** Begin DATA ROWS **

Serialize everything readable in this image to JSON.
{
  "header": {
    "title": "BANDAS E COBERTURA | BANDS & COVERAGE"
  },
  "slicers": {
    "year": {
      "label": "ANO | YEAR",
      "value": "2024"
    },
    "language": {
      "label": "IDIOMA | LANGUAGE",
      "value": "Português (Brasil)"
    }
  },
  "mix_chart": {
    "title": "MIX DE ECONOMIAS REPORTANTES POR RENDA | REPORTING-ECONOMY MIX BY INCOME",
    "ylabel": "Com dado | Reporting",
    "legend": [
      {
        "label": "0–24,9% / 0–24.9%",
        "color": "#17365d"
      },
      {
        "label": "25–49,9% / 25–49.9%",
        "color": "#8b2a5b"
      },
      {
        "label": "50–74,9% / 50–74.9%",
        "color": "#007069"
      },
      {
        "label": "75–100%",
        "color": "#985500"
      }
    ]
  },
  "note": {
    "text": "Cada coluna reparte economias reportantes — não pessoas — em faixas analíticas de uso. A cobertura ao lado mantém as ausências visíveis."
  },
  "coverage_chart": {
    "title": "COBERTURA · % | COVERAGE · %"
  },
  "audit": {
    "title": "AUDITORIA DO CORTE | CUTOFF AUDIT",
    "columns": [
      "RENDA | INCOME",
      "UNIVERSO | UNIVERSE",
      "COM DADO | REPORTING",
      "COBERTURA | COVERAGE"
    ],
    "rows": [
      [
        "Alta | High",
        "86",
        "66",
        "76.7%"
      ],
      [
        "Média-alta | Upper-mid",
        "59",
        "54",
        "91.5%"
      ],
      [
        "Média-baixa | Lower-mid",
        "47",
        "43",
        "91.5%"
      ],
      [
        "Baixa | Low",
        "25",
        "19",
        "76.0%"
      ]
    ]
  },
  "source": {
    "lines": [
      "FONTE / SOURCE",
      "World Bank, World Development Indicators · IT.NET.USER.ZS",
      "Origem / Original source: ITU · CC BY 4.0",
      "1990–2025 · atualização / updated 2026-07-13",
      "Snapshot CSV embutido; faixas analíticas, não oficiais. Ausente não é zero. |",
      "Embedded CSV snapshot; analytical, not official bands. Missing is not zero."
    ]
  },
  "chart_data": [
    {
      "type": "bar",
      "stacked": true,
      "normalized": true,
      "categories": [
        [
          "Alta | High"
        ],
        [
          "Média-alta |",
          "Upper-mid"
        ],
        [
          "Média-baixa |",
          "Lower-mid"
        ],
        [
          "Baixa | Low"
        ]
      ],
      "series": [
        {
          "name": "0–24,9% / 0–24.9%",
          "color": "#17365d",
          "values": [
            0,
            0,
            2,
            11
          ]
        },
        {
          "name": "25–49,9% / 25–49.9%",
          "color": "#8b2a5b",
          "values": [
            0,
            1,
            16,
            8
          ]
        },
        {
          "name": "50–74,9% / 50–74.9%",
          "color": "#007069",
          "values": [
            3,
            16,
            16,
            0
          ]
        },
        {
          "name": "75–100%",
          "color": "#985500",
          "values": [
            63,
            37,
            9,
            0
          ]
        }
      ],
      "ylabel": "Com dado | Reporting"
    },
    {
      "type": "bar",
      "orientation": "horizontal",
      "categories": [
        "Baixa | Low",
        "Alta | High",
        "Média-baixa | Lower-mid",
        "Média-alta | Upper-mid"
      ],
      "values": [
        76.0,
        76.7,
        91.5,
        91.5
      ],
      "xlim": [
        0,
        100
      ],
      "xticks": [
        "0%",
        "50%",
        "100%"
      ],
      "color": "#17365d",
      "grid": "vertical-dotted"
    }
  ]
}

** End DATA ROWS **

JOB
Extract each entry in full and write it down exactly.

TASK SOLUTION
Serialize everything readable in this image to JSON.
{
  "header": {
    "title": "BANDAS E COBERTURA | BANDS & COVERAGE"
  },
  "slicers": {
    "year": {
      "label": "ANO | YEAR",
      "value": "2024"
    },
    "language": {
      "label": "IDIOMA | LANGUAGE",
      "value": "Português (Brasil)"
    }
  },
  "mix_chart": {
    "title": "MIX DE ECONOMIAS REPORTANTES POR RENDA | REPORTING-ECONOMY MIX BY INCOME",
    "ylabel": "Com dado | Reporting",
    "legend": [
      {
        "label": "0–24,9% / 0–24.9%",
        "color": "#17365d"
      },
      {
        "label": "25–49,9% / 25–49.9%",
        "color": "#8b2a5b"
      },
      {
        "label": "50–74,9% / 50–74.9%",
        "color": "#007069"
      },
      {
        "label": "75–100%",
        "color": "#985500"
      }
    ]
  },
  "note": {
    "text": "Cada coluna reparte economias reportantes — não pessoas — em faixas analíticas de uso. A cobertura ao lado mantém as ausências visíveis."
  },
  "coverage_chart": {
    "title": "COBERTURA · % | COVERAGE · %"
  },
  "audit": {
    "title": "AUDITORIA DO CORTE | CUTOFF AUDIT",
    "columns": [
      "RENDA | INCOME",
      "UNIVERSO | UNIVERSE",
      "COM DADO | REPORTING",
      "COBERTURA | COVERAGE"
    ],
    "rows": [
      [
        "Alta | High",
        "86",
        "66",
        "76.7%"
      ],
      [
        "Média-alta | Upper-mid",
        "59",
        "54",
        "91.5%"
      ],
      [
        "Média-baixa | Lower-mid",
        "47",
        "43",
        "91.5%"
      ],
      [
        "Baixa | Low",
        "25",
        "19",
        "76.0%"
      ]
    ]
  },
  "source": {
    "lines": [
      "FONTE / SOURCE",
      "World Bank, World Development Indicators · IT.NET.USER.ZS",
      "Origem / Original source: ITU · CC BY 4.0",
      "1990–2025 · atualização / updated 2026-07-13",
      "Snapshot CSV embutido; faixas analíticas, não oficiais. Ausente não é zero. |",
      "Embedded CSV snapshot; analytical, not official bands. Missing is not zero."
    ]
  },
  "chart_data": [
    {
      "type": "bar",
      "stacked": true,
      "normalized": true,
      "categories": [
        [
          "Alta | High"
        ],
        [
          "Média-alta |",
          "Upper-mid"
        ],
        [
          "Média-baixa |",
          "Lower-mid"
        ],
        [
          "Baixa | Low"
        ]
      ],
      "series": [
        {
          "name": "0–24,9% / 0–24.9%",
          "color": "#17365d",
          "values": [
            0,
            0,
            2,
            11
          ]
        },
        {
          "name": "25–49,9% / 25–49.9%",
          "color": "#8b2a5b",
          "values": [
            0,
            1,
            16,
            8
          ]
        },
        {
          "name": "50–74,9% / 50–74.9%",
          "color": "#007069",
          "values": [
            3,
            16,
            16,
            0
          ]
        },
        {
          "name": "75–100%",
          "color": "#985500",
          "values": [
            63,
            37,
            9,
            0
          ]
        }
      ],
      "ylabel": "Com dado | Reporting"
    },
    {
      "type": "bar",
      "orientation": "horizontal",
      "categories": [
        "Baixa | Low",
        "Alta | High",
        "Média-baixa | Lower-mid",
        "Média-alta | Upper-mid"
      ],
      "values": [
        76.0,
        76.7,
        91.5,
        91.5
      ],
      "xlim": [
        0,
        100
      ],
      "xticks": [
        "0%",
        "50%",
        "100%"
      ],
      "color": "#17365d",
      "grid": "vertical-dotted"
    }
  ]
}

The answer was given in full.